__Information provided__.
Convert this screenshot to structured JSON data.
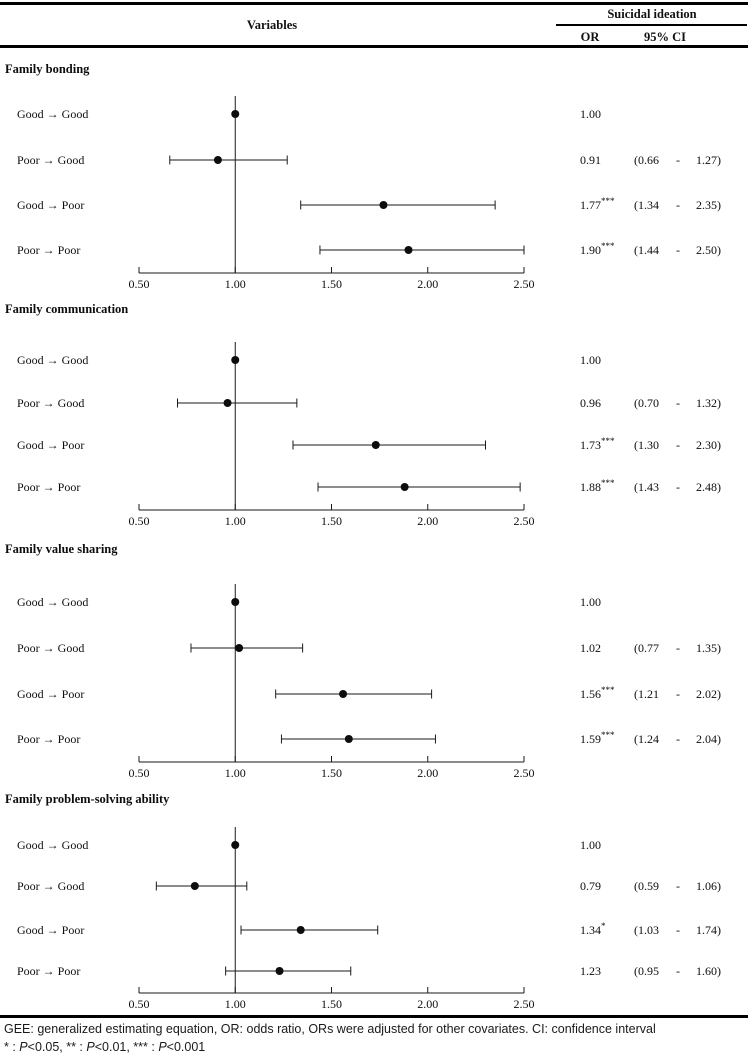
{
  "header": {
    "variables_label": "Variables",
    "group_label": "Suicidal ideation",
    "or_label": "OR",
    "ci_label": "95% CI"
  },
  "footnote": {
    "line1": "GEE: generalized estimating equation, OR: odds ratio, ORs were adjusted for other covariates. CI: confidence interval",
    "line2_parts": [
      {
        "text": "* : "
      },
      {
        "text": "P",
        "italic": true
      },
      {
        "text": "<0.05, ** : "
      },
      {
        "text": "P",
        "italic": true
      },
      {
        "text": "<0.01, *** : "
      },
      {
        "text": "P",
        "italic": true
      },
      {
        "text": "<0.001"
      }
    ]
  },
  "chart_data": [
    {
      "type": "scatter",
      "variant": "forest",
      "title": "Family bonding",
      "categories": [
        "Good → Good",
        "Poor → Good",
        "Good → Poor",
        "Poor → Poor"
      ],
      "or": [
        1.0,
        0.91,
        1.77,
        1.9
      ],
      "ci_low": [
        null,
        0.66,
        1.34,
        1.44
      ],
      "ci_high": [
        null,
        1.27,
        2.35,
        2.5
      ],
      "sig": [
        "",
        "",
        "***",
        "***"
      ],
      "xlim": [
        0.5,
        2.5
      ],
      "tick_values": [
        0.5,
        1.0,
        1.5,
        2.0,
        2.5
      ],
      "tick_labels": [
        "0.50",
        "1.00",
        "1.50",
        "2.00",
        "2.50"
      ],
      "ref_line": 1.0
    },
    {
      "type": "scatter",
      "variant": "forest",
      "title": "Family communication",
      "categories": [
        "Good → Good",
        "Poor → Good",
        "Good → Poor",
        "Poor → Poor"
      ],
      "or": [
        1.0,
        0.96,
        1.73,
        1.88
      ],
      "ci_low": [
        null,
        0.7,
        1.3,
        1.43
      ],
      "ci_high": [
        null,
        1.32,
        2.3,
        2.48
      ],
      "sig": [
        "",
        "",
        "***",
        "***"
      ],
      "xlim": [
        0.5,
        2.5
      ],
      "tick_values": [
        0.5,
        1.0,
        1.5,
        2.0,
        2.5
      ],
      "tick_labels": [
        "0.50",
        "1.00",
        "1.50",
        "2.00",
        "2.50"
      ],
      "ref_line": 1.0
    },
    {
      "type": "scatter",
      "variant": "forest",
      "title": "Family value sharing",
      "categories": [
        "Good → Good",
        "Poor → Good",
        "Good → Poor",
        "Poor → Poor"
      ],
      "or": [
        1.0,
        1.02,
        1.56,
        1.59
      ],
      "ci_low": [
        null,
        0.77,
        1.21,
        1.24
      ],
      "ci_high": [
        null,
        1.35,
        2.02,
        2.04
      ],
      "sig": [
        "",
        "",
        "***",
        "***"
      ],
      "xlim": [
        0.5,
        2.5
      ],
      "tick_values": [
        0.5,
        1.0,
        1.5,
        2.0,
        2.5
      ],
      "tick_labels": [
        "0.50",
        "1.00",
        "1.50",
        "2.00",
        "2.50"
      ],
      "ref_line": 1.0
    },
    {
      "type": "scatter",
      "variant": "forest",
      "title": "Family problem-solving ability",
      "categories": [
        "Good → Good",
        "Poor → Good",
        "Good → Poor",
        "Poor → Poor"
      ],
      "or": [
        1.0,
        0.79,
        1.34,
        1.23
      ],
      "ci_low": [
        null,
        0.59,
        1.03,
        0.95
      ],
      "ci_high": [
        null,
        1.06,
        1.74,
        1.6
      ],
      "sig": [
        "",
        "",
        "*",
        ""
      ],
      "xlim": [
        0.5,
        2.5
      ],
      "tick_values": [
        0.5,
        1.0,
        1.5,
        2.0,
        2.5
      ],
      "tick_labels": [
        "0.50",
        "1.00",
        "1.50",
        "2.00",
        "2.50"
      ],
      "ref_line": 1.0
    }
  ]
}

__The exercise__.
All preceding records should be duplicated verbatim, images excepted.

__Response below__.
Convert this screenshot to structured JSON data.
{
  "header": {
    "variables_label": "Variables",
    "group_label": "Suicidal ideation",
    "or_label": "OR",
    "ci_label": "95% CI"
  },
  "footnote": {
    "line1": "GEE: generalized estimating equation, OR: odds ratio, ORs were adjusted for other covariates. CI: confidence interval",
    "line2_parts": [
      {
        "text": "* : "
      },
      {
        "text": "P",
        "italic": true
      },
      {
        "text": "<0.05, ** : "
      },
      {
        "text": "P",
        "italic": true
      },
      {
        "text": "<0.01, *** : "
      },
      {
        "text": "P",
        "italic": true
      },
      {
        "text": "<0.001"
      }
    ]
  },
  "chart_data": [
    {
      "type": "scatter",
      "variant": "forest",
      "title": "Family bonding",
      "categories": [
        "Good → Good",
        "Poor → Good",
        "Good → Poor",
        "Poor → Poor"
      ],
      "or": [
        1.0,
        0.91,
        1.77,
        1.9
      ],
      "ci_low": [
        null,
        0.66,
        1.34,
        1.44
      ],
      "ci_high": [
        null,
        1.27,
        2.35,
        2.5
      ],
      "sig": [
        "",
        "",
        "***",
        "***"
      ],
      "xlim": [
        0.5,
        2.5
      ],
      "tick_values": [
        0.5,
        1.0,
        1.5,
        2.0,
        2.5
      ],
      "tick_labels": [
        "0.50",
        "1.00",
        "1.50",
        "2.00",
        "2.50"
      ],
      "ref_line": 1.0
    },
    {
      "type": "scatter",
      "variant": "forest",
      "title": "Family communication",
      "categories": [
        "Good → Good",
        "Poor → Good",
        "Good → Poor",
        "Poor → Poor"
      ],
      "or": [
        1.0,
        0.96,
        1.73,
        1.88
      ],
      "ci_low": [
        null,
        0.7,
        1.3,
        1.43
      ],
      "ci_high": [
        null,
        1.32,
        2.3,
        2.48
      ],
      "sig": [
        "",
        "",
        "***",
        "***"
      ],
      "xlim": [
        0.5,
        2.5
      ],
      "tick_values": [
        0.5,
        1.0,
        1.5,
        2.0,
        2.5
      ],
      "tick_labels": [
        "0.50",
        "1.00",
        "1.50",
        "2.00",
        "2.50"
      ],
      "ref_line": 1.0
    },
    {
      "type": "scatter",
      "variant": "forest",
      "title": "Family value sharing",
      "categories": [
        "Good → Good",
        "Poor → Good",
        "Good → Poor",
        "Poor → Poor"
      ],
      "or": [
        1.0,
        1.02,
        1.56,
        1.59
      ],
      "ci_low": [
        null,
        0.77,
        1.21,
        1.24
      ],
      "ci_high": [
        null,
        1.35,
        2.02,
        2.04
      ],
      "sig": [
        "",
        "",
        "***",
        "***"
      ],
      "xlim": [
        0.5,
        2.5
      ],
      "tick_values": [
        0.5,
        1.0,
        1.5,
        2.0,
        2.5
      ],
      "tick_labels": [
        "0.50",
        "1.00",
        "1.50",
        "2.00",
        "2.50"
      ],
      "ref_line": 1.0
    },
    {
      "type": "scatter",
      "variant": "forest",
      "title": "Family problem-solving ability",
      "categories": [
        "Good → Good",
        "Poor → Good",
        "Good → Poor",
        "Poor → Poor"
      ],
      "or": [
        1.0,
        0.79,
        1.34,
        1.23
      ],
      "ci_low": [
        null,
        0.59,
        1.03,
        0.95
      ],
      "ci_high": [
        null,
        1.06,
        1.74,
        1.6
      ],
      "sig": [
        "",
        "",
        "*",
        ""
      ],
      "xlim": [
        0.5,
        2.5
      ],
      "tick_values": [
        0.5,
        1.0,
        1.5,
        2.0,
        2.5
      ],
      "tick_labels": [
        "0.50",
        "1.00",
        "1.50",
        "2.00",
        "2.50"
      ],
      "ref_line": 1.0
    }
  ]
}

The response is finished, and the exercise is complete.